(Data entries)

┄┄┄┄┄┄┄┄┄┄

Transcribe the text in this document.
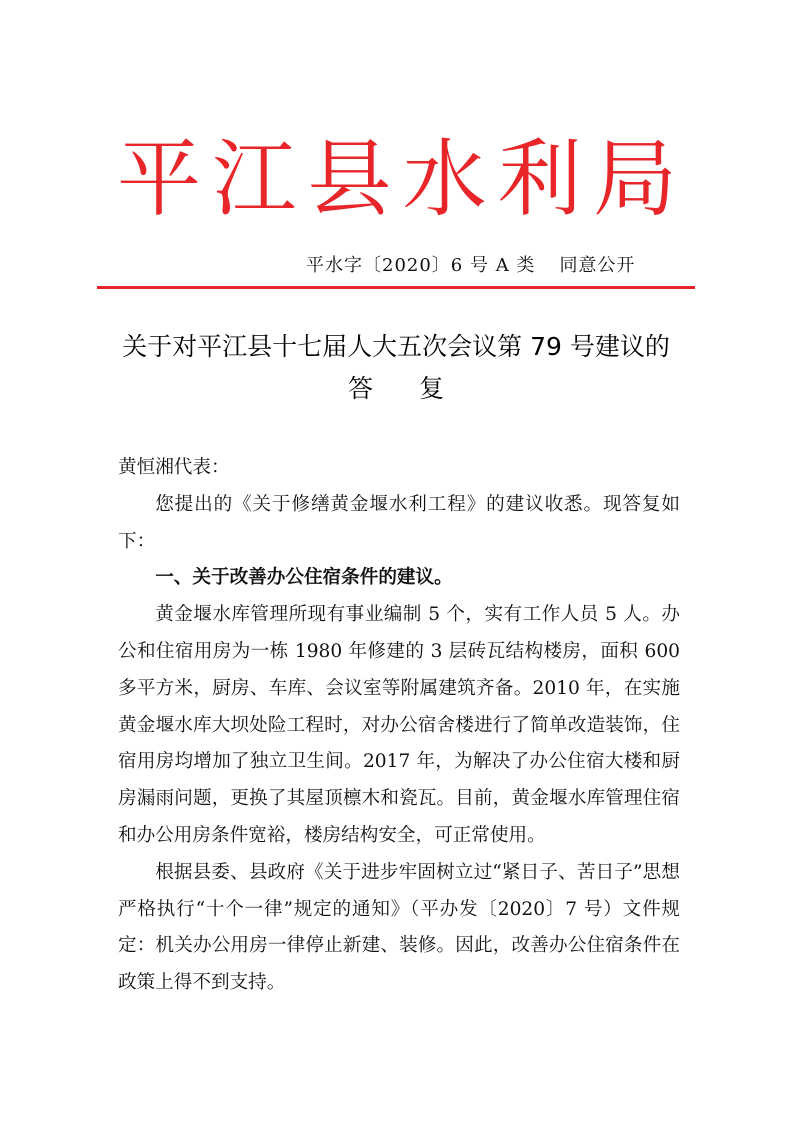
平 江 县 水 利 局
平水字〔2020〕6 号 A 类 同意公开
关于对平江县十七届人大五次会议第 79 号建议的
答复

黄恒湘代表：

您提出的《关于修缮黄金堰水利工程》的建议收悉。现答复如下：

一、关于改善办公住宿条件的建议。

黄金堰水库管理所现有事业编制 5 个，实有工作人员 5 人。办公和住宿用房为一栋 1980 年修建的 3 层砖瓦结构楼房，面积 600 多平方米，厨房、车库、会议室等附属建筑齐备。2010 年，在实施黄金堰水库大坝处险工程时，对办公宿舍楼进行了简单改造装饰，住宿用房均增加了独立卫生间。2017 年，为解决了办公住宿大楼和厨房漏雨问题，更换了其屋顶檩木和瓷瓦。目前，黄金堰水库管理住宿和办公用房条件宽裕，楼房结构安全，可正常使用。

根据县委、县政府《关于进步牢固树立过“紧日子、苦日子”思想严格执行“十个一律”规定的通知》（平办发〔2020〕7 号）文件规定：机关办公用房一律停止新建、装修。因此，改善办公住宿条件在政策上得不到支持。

┄┄┄┄┄┄┄┄┄┄

◆ What is needed:
Give every record again exactly, apart from the pictures, which stay out.

◆ Response to the exercise:
Transcribe the text in this document.
平 江 县 水 利 局
平水字〔2020〕6 号 A 类 同意公开
关于对平江县十七届人大五次会议第 79 号建议的
答复

黄恒湘代表：

您提出的《关于修缮黄金堰水利工程》的建议收悉。现答复如下：

一、关于改善办公住宿条件的建议。

黄金堰水库管理所现有事业编制 5 个，实有工作人员 5 人。办公和住宿用房为一栋 1980 年修建的 3 层砖瓦结构楼房，面积 600 多平方米，厨房、车库、会议室等附属建筑齐备。2010 年，在实施黄金堰水库大坝处险工程时，对办公宿舍楼进行了简单改造装饰，住宿用房均增加了独立卫生间。2017 年，为解决了办公住宿大楼和厨房漏雨问题，更换了其屋顶檩木和瓷瓦。目前，黄金堰水库管理住宿和办公用房条件宽裕，楼房结构安全，可正常使用。

根据县委、县政府《关于进步牢固树立过“紧日子、苦日子”思想严格执行“十个一律”规定的通知》（平办发〔2020〕7 号）文件规定：机关办公用房一律停止新建、装修。因此，改善办公住宿条件在政策上得不到支持。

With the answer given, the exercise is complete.